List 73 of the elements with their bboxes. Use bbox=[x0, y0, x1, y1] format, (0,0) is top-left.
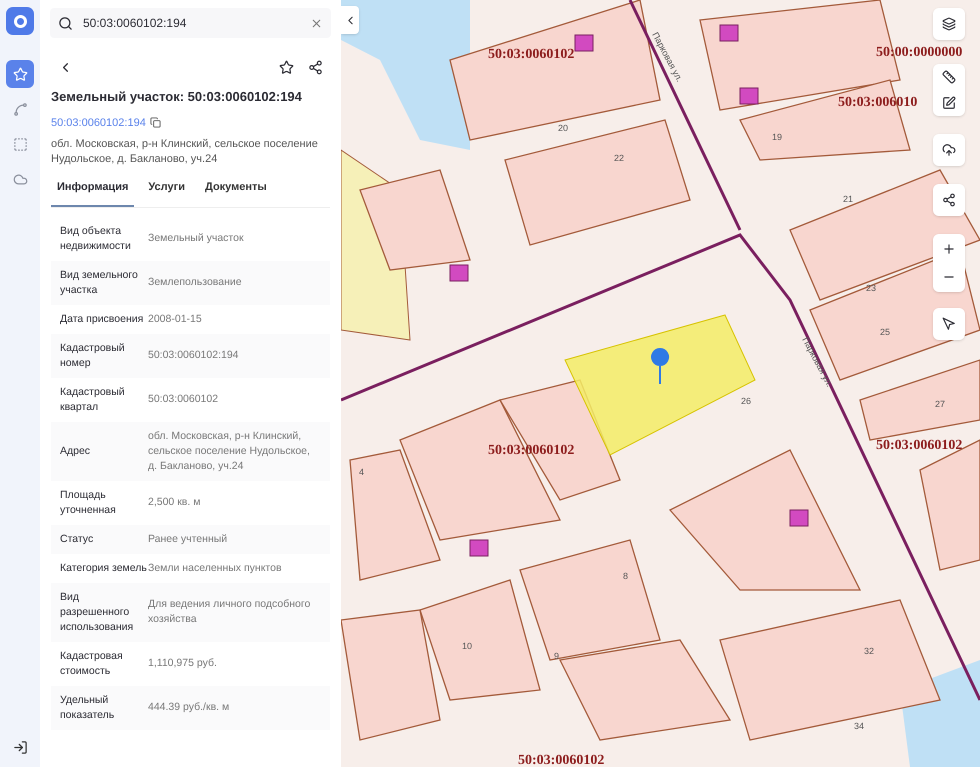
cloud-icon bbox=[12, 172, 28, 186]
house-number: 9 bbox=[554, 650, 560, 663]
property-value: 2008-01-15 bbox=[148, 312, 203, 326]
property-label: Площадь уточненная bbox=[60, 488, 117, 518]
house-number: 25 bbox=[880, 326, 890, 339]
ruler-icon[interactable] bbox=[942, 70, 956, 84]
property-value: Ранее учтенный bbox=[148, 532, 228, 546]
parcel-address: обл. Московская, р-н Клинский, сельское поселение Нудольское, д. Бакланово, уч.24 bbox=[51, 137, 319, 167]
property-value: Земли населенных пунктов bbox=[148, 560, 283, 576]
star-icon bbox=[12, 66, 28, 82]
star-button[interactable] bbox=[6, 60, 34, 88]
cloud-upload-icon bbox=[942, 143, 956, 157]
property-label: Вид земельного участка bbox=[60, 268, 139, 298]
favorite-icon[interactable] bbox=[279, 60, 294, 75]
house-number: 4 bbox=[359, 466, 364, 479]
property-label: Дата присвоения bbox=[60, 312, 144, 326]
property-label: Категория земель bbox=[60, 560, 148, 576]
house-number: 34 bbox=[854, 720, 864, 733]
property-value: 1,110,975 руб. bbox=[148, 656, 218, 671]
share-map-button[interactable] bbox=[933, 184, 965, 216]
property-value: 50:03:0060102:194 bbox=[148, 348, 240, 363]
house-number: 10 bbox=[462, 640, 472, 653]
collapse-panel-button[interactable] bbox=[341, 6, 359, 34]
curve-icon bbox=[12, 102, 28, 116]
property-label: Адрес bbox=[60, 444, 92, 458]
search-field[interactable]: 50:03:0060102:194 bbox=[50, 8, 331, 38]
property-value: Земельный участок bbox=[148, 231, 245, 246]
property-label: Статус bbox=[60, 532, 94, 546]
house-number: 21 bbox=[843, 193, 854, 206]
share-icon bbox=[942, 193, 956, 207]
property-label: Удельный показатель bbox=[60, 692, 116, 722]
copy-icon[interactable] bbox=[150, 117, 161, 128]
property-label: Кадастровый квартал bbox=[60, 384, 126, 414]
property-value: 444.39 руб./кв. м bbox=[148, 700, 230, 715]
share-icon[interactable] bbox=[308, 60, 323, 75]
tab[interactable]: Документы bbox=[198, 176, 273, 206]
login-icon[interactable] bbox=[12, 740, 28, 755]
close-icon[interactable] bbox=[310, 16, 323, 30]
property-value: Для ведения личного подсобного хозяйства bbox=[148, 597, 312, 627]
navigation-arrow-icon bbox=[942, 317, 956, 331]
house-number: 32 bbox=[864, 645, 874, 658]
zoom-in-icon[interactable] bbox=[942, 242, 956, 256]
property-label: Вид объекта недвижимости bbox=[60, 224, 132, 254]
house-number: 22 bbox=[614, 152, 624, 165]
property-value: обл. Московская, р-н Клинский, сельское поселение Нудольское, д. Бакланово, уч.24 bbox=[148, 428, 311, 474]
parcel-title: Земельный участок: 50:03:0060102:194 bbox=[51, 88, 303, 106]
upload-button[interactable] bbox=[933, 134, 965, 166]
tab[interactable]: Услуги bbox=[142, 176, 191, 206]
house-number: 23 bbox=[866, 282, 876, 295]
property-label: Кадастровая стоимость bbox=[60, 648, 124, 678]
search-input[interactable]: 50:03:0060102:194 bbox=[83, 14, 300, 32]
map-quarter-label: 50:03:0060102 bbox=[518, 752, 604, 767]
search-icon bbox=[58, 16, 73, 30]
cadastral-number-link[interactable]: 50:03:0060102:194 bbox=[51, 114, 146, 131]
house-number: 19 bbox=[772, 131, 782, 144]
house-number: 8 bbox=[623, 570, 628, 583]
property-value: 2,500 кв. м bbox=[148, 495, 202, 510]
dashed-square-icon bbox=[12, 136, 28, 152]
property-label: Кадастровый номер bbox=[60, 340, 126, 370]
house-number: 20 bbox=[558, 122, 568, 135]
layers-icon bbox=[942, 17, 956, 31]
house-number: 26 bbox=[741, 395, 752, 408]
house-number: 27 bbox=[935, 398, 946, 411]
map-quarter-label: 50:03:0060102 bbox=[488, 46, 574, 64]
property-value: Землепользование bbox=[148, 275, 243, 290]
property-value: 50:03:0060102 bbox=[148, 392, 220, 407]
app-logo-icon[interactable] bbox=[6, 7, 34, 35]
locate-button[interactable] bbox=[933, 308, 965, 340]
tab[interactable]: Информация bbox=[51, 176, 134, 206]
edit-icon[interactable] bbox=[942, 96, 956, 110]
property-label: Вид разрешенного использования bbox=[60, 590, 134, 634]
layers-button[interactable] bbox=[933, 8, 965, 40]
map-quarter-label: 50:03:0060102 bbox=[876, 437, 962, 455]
------------------------
> **REQUEST**
Reproduce every line of the records above without any change, omitting the pictures.

> **THE RESPONSE**
List 73 of the elements with their bboxes. Use bbox=[x0, y0, x1, y1] format, (0,0) is top-left.
cloud-icon bbox=[12, 172, 28, 186]
house-number: 9 bbox=[554, 650, 560, 663]
property-value: 2008-01-15 bbox=[148, 312, 203, 326]
property-label: Площадь уточненная bbox=[60, 488, 117, 518]
house-number: 25 bbox=[880, 326, 890, 339]
ruler-icon[interactable] bbox=[942, 70, 956, 84]
property-value: Ранее учтенный bbox=[148, 532, 228, 546]
parcel-address: обл. Московская, р-н Клинский, сельское поселение Нудольское, д. Бакланово, уч.24 bbox=[51, 137, 319, 167]
property-value: Земли населенных пунктов bbox=[148, 560, 283, 576]
star-icon bbox=[12, 66, 28, 82]
star-button[interactable] bbox=[6, 60, 34, 88]
cloud-upload-icon bbox=[942, 143, 956, 157]
property-label: Вид земельного участка bbox=[60, 268, 139, 298]
favorite-icon[interactable] bbox=[279, 60, 294, 75]
house-number: 4 bbox=[359, 466, 364, 479]
property-label: Дата присвоения bbox=[60, 312, 144, 326]
property-label: Категория земель bbox=[60, 560, 148, 576]
house-number: 34 bbox=[854, 720, 864, 733]
property-value: 1,110,975 руб. bbox=[148, 656, 218, 671]
share-map-button[interactable] bbox=[933, 184, 965, 216]
property-value: 50:03:0060102:194 bbox=[148, 348, 240, 363]
house-number: 10 bbox=[462, 640, 472, 653]
collapse-panel-button[interactable] bbox=[341, 6, 359, 34]
curve-icon bbox=[12, 102, 28, 116]
property-label: Адрес bbox=[60, 444, 92, 458]
search-field[interactable]: 50:03:0060102:194 bbox=[50, 8, 331, 38]
property-value: Земельный участок bbox=[148, 231, 245, 246]
property-label: Статус bbox=[60, 532, 94, 546]
house-number: 21 bbox=[843, 193, 854, 206]
share-icon bbox=[942, 193, 956, 207]
property-label: Удельный показатель bbox=[60, 692, 116, 722]
copy-icon[interactable] bbox=[150, 117, 161, 128]
property-label: Кадастровый квартал bbox=[60, 384, 126, 414]
property-value: 444.39 руб./кв. м bbox=[148, 700, 230, 715]
share-icon[interactable] bbox=[308, 60, 323, 75]
tab[interactable]: Документы bbox=[198, 176, 273, 206]
login-icon[interactable] bbox=[12, 740, 28, 755]
close-icon[interactable] bbox=[310, 16, 323, 30]
property-value: Для ведения личного подсобного хозяйства bbox=[148, 597, 312, 627]
navigation-arrow-icon bbox=[942, 317, 956, 331]
house-number: 32 bbox=[864, 645, 874, 658]
zoom-in-icon[interactable] bbox=[942, 242, 956, 256]
property-label: Вид объекта недвижимости bbox=[60, 224, 132, 254]
house-number: 22 bbox=[614, 152, 624, 165]
property-value: обл. Московская, р-н Клинский, сельское поселение Нудольское, д. Бакланово, уч.24 bbox=[148, 428, 311, 474]
parcel-title: Земельный участок: 50:03:0060102:194 bbox=[51, 88, 303, 106]
upload-button[interactable] bbox=[933, 134, 965, 166]
tab[interactable]: Услуги bbox=[142, 176, 191, 206]
house-number: 23 bbox=[866, 282, 876, 295]
property-label: Кадастровая стоимость bbox=[60, 648, 124, 678]
search-input[interactable]: 50:03:0060102:194 bbox=[83, 14, 300, 32]
map-quarter-label: 50:03:0060102 bbox=[518, 752, 604, 767]
search-icon bbox=[58, 16, 73, 30]
cadastral-number-link[interactable]: 50:03:0060102:194 bbox=[51, 114, 146, 131]
house-number: 19 bbox=[772, 131, 782, 144]
house-number: 8 bbox=[623, 570, 628, 583]
property-value: 2,500 кв. м bbox=[148, 495, 202, 510]
dashed-square-icon bbox=[12, 136, 28, 152]
property-label: Кадастровый номер bbox=[60, 340, 126, 370]
house-number: 20 bbox=[558, 122, 568, 135]
layers-icon bbox=[942, 17, 956, 31]
house-number: 26 bbox=[741, 395, 752, 408]
house-number: 27 bbox=[935, 398, 946, 411]
map-quarter-label: 50:03:0060102 bbox=[488, 46, 574, 64]
property-value: Землепользование bbox=[148, 275, 243, 290]
property-value: 50:03:0060102 bbox=[148, 392, 220, 407]
app-logo-icon[interactable] bbox=[6, 7, 34, 35]
locate-button[interactable] bbox=[933, 308, 965, 340]
tab[interactable]: Информация bbox=[51, 176, 134, 206]
edit-icon[interactable] bbox=[942, 96, 956, 110]
property-label: Вид разрешенного использования bbox=[60, 590, 134, 634]
layers-button[interactable] bbox=[933, 8, 965, 40]
map-quarter-label: 50:03:0060102 bbox=[876, 437, 962, 455]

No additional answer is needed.